## begin MATERIAL PROVIDED

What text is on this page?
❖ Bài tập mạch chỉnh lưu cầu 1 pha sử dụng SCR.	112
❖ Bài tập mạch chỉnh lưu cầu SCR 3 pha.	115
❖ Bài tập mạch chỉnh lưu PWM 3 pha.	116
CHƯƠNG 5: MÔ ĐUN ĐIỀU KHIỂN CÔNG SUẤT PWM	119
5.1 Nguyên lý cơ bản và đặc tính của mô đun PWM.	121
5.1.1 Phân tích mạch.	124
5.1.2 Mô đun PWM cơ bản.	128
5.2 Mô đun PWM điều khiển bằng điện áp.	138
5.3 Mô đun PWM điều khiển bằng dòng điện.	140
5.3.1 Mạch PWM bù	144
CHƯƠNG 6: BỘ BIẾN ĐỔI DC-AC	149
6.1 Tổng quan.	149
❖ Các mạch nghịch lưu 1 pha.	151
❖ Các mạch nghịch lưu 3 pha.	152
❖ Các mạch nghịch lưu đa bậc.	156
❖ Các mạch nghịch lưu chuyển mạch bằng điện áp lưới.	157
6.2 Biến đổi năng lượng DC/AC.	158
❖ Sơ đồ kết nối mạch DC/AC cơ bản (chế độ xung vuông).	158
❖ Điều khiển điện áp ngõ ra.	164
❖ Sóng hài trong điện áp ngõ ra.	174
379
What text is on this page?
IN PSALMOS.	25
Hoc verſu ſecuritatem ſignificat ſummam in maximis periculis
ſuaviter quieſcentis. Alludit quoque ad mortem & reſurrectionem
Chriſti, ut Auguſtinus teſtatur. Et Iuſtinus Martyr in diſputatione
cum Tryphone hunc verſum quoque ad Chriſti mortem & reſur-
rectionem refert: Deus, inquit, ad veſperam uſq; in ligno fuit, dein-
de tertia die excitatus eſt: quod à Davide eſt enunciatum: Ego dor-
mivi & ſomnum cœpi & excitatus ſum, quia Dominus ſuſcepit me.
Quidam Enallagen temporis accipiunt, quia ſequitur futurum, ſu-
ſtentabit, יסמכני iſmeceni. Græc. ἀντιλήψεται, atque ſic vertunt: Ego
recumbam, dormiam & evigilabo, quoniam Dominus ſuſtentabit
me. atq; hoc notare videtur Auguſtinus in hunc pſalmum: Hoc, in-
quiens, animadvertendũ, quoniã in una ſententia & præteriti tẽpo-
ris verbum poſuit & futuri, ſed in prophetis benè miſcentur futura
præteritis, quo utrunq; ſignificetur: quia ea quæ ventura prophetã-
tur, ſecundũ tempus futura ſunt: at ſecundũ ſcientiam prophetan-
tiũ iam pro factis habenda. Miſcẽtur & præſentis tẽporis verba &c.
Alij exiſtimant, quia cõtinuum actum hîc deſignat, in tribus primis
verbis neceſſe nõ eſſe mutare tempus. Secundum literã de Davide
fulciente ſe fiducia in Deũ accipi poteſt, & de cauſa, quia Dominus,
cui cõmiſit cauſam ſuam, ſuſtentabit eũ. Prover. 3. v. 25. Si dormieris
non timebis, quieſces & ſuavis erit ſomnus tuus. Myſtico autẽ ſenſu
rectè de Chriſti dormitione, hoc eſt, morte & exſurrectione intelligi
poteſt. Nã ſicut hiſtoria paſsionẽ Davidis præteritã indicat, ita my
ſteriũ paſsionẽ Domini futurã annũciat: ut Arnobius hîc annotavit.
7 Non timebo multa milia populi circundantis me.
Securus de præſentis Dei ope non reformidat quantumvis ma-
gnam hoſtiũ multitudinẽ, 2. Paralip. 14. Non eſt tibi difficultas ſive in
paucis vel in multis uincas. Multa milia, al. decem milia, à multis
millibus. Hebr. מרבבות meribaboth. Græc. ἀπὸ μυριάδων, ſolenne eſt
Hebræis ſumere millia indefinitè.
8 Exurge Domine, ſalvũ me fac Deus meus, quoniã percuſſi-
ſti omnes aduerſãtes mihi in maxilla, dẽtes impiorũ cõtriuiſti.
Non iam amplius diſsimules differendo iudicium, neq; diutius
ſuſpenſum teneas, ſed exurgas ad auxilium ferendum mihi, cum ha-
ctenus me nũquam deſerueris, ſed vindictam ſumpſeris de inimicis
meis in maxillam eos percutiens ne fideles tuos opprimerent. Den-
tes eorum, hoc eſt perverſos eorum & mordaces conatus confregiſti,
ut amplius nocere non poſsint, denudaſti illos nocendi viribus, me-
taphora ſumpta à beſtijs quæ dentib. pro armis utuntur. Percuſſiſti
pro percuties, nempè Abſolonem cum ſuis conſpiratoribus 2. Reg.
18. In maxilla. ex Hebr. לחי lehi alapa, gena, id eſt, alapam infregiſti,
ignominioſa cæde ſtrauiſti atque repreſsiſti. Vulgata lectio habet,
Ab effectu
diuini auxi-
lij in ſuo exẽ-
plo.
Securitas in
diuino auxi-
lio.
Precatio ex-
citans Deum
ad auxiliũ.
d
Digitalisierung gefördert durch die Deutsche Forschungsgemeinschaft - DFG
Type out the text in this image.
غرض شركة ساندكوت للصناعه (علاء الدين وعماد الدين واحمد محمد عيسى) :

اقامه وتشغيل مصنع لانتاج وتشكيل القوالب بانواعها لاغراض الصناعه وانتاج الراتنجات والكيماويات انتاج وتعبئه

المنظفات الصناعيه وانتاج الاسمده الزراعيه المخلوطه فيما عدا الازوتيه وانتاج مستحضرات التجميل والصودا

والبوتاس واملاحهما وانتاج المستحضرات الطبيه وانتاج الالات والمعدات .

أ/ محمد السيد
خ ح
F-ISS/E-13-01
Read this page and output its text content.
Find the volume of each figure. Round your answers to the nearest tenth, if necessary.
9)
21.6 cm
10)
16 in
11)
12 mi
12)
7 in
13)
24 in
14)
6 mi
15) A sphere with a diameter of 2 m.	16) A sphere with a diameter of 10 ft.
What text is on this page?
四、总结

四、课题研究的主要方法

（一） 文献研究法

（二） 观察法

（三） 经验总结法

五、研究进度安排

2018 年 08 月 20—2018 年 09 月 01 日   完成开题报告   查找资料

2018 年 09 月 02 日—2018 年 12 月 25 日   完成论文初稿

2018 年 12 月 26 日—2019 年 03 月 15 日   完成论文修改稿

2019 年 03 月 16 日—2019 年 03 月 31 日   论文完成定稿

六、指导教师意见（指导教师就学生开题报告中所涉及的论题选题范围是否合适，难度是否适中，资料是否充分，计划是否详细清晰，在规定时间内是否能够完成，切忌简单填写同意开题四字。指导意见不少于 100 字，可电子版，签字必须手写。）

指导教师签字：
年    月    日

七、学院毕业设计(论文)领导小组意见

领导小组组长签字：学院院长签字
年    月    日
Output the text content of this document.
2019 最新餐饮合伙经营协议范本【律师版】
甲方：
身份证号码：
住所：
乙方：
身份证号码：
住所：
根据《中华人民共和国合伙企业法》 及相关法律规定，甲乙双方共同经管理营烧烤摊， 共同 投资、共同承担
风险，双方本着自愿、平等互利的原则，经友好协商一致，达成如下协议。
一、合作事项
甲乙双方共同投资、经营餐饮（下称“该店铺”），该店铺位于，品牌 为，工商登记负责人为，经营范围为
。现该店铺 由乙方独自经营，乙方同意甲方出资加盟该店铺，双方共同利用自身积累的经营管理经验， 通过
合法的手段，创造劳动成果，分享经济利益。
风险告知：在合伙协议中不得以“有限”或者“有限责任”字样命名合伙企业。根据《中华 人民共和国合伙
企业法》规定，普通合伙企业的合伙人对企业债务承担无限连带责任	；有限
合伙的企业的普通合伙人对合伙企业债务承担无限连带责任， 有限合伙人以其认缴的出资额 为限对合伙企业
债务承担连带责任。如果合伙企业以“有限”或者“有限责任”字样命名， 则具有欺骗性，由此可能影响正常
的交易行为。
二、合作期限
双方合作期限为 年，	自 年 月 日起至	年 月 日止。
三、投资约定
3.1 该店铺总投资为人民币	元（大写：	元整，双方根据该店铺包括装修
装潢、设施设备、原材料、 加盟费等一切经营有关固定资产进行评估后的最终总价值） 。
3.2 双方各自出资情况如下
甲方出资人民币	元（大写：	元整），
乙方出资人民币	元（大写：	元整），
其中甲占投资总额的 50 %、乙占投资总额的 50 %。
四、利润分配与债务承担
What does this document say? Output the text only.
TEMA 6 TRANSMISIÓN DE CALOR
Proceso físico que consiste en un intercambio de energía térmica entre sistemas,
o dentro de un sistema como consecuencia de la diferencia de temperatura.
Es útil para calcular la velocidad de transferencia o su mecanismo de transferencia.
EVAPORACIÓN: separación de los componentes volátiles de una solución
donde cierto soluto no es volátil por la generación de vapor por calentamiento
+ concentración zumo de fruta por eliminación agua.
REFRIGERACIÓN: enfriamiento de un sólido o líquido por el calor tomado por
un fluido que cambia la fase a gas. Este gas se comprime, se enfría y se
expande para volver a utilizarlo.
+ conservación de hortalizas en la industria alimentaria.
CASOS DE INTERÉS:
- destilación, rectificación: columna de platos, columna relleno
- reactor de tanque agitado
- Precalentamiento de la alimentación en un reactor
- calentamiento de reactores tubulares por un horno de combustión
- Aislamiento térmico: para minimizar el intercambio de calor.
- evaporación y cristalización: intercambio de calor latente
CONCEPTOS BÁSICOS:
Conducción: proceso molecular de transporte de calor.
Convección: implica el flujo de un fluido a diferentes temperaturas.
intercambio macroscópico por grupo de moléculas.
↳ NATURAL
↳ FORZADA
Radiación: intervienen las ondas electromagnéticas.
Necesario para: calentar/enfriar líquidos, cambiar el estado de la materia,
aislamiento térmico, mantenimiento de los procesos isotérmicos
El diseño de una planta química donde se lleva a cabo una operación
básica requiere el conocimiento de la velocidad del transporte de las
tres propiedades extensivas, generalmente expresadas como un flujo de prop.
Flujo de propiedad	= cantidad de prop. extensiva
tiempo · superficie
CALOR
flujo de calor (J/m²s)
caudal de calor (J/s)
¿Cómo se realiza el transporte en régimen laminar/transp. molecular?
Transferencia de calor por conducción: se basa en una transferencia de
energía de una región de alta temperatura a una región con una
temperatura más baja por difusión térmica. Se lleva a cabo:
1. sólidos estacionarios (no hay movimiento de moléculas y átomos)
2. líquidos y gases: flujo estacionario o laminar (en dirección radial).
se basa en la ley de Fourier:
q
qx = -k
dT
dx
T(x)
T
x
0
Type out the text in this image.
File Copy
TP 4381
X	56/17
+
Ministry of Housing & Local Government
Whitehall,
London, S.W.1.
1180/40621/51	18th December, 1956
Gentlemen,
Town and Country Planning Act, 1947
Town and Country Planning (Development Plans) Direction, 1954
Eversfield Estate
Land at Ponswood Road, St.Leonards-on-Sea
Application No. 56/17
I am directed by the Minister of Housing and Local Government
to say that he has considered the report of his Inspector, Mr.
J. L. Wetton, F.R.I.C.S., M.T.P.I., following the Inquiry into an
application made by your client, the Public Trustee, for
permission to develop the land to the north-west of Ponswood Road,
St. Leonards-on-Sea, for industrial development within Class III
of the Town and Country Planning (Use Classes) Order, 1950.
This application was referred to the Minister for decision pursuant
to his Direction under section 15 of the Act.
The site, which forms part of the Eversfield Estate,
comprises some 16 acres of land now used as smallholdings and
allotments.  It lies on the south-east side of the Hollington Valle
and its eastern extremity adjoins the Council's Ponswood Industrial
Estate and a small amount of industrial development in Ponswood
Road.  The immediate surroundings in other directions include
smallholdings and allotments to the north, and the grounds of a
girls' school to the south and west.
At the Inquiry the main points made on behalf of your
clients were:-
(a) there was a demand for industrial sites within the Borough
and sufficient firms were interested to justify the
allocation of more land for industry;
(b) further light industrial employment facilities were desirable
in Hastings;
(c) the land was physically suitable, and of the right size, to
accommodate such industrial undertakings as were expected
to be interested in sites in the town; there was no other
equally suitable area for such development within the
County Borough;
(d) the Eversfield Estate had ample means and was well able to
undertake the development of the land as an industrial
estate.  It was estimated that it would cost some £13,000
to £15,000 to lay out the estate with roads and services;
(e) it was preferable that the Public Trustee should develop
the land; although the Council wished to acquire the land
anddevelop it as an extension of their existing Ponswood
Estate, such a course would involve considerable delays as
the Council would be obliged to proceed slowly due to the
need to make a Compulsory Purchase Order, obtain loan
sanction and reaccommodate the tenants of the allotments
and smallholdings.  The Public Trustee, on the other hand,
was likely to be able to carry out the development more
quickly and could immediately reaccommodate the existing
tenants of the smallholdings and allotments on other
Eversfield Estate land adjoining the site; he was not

## end MATERIAL PROVIDED

In the records above, find each line that holds the word "within"; copy all such lines.

THE OUTPUT:
St. Leonards-on-Sea, for industrial development within Class III
(a) there was a demand for industrial sites within the Borough
equally suitable area for such development within the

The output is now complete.